### SHORT PROBLEM
Please set down the data word for word, from the start of the data through the line containing "menu-bar: Файл Параметры", both ends included.

### SUPPLIED MATERIAL
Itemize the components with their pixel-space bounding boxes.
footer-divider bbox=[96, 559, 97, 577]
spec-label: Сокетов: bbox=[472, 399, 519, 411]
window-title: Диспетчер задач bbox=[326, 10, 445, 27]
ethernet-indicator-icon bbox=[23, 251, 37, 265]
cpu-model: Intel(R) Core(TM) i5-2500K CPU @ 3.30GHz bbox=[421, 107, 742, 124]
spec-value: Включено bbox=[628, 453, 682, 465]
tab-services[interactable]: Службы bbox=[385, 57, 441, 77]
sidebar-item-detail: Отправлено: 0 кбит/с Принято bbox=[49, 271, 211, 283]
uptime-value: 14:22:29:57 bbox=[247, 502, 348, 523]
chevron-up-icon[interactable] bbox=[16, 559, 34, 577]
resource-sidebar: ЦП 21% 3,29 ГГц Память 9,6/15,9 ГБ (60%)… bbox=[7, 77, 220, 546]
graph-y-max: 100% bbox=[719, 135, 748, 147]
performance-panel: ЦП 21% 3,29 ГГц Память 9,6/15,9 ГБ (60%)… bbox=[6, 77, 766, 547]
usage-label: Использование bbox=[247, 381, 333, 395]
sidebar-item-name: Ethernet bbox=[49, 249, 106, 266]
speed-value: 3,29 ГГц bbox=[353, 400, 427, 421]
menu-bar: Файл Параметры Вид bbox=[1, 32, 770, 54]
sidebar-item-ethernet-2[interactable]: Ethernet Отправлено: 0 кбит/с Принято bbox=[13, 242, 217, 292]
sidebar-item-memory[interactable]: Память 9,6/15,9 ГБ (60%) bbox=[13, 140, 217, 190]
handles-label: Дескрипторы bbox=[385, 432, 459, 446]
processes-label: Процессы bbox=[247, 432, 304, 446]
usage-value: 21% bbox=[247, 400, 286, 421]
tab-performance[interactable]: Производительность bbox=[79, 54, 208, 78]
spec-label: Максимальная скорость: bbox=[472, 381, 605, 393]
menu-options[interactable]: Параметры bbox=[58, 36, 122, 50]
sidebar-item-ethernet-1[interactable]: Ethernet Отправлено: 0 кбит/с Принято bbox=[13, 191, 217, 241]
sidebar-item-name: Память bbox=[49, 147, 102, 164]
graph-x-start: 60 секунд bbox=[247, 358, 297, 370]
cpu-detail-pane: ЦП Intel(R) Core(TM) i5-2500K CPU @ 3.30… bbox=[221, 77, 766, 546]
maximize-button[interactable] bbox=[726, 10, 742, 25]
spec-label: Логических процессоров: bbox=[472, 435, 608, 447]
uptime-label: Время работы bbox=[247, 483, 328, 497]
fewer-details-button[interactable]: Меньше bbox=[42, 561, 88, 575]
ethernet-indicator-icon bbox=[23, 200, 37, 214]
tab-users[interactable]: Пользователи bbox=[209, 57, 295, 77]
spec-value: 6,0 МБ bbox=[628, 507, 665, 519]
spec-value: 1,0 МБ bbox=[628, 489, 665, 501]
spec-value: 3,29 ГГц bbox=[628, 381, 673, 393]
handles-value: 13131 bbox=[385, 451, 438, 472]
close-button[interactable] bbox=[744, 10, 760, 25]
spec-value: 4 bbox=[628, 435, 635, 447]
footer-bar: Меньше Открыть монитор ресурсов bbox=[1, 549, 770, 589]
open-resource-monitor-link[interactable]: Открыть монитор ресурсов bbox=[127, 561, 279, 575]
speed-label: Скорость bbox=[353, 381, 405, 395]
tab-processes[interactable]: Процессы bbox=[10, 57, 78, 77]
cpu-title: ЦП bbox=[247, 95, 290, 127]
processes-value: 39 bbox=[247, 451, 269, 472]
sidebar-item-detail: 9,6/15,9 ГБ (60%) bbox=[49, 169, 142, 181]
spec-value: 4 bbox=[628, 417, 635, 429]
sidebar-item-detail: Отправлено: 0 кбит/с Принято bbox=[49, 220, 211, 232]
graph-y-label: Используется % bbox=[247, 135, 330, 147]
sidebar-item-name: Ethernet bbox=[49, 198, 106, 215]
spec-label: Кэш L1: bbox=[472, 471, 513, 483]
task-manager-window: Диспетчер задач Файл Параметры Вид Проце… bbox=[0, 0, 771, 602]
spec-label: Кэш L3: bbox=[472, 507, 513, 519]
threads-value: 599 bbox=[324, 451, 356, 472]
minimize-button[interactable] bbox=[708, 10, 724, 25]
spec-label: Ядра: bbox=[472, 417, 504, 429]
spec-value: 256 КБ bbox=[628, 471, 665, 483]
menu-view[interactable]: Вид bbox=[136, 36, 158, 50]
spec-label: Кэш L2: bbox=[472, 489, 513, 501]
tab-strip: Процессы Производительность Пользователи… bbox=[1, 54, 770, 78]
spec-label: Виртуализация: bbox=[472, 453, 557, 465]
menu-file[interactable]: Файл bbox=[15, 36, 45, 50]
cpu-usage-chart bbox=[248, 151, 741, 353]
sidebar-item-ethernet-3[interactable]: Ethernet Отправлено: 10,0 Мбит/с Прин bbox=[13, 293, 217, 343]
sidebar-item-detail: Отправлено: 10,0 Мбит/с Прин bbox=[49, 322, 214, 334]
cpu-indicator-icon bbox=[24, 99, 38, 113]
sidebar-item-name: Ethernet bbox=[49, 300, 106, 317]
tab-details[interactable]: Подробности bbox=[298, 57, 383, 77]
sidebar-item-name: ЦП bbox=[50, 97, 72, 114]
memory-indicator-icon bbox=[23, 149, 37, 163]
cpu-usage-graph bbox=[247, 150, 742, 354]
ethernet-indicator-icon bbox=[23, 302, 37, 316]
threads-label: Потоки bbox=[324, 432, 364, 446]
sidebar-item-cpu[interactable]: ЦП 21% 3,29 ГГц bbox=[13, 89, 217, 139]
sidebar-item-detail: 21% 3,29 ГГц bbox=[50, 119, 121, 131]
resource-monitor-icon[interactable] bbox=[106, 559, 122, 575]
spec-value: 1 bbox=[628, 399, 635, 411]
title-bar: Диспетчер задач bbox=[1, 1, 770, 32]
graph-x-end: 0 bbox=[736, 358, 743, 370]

### TASK RESULT
Itemize the components with their pixel-space bounding boxes.
footer-divider bbox=[96, 559, 97, 577]
spec-label: Сокетов: bbox=[472, 399, 519, 411]
window-title: Диспетчер задач bbox=[326, 10, 445, 27]
ethernet-indicator-icon bbox=[23, 251, 37, 265]
cpu-model: Intel(R) Core(TM) i5-2500K CPU @ 3.30GHz bbox=[421, 107, 742, 124]
spec-value: Включено bbox=[628, 453, 682, 465]
tab-services[interactable]: Службы bbox=[385, 57, 441, 77]
sidebar-item-detail: Отправлено: 0 кбит/с Принято bbox=[49, 271, 211, 283]
uptime-value: 14:22:29:57 bbox=[247, 502, 348, 523]
chevron-up-icon[interactable] bbox=[16, 559, 34, 577]
resource-sidebar: ЦП 21% 3,29 ГГц Память 9,6/15,9 ГБ (60%)… bbox=[7, 77, 220, 546]
graph-y-max: 100% bbox=[719, 135, 748, 147]
performance-panel: ЦП 21% 3,29 ГГц Память 9,6/15,9 ГБ (60%)… bbox=[6, 77, 766, 547]
usage-label: Использование bbox=[247, 381, 333, 395]
sidebar-item-name: Ethernet bbox=[49, 249, 106, 266]
speed-value: 3,29 ГГц bbox=[353, 400, 427, 421]
menu-bar: Файл Параметры Вид bbox=[1, 32, 770, 54]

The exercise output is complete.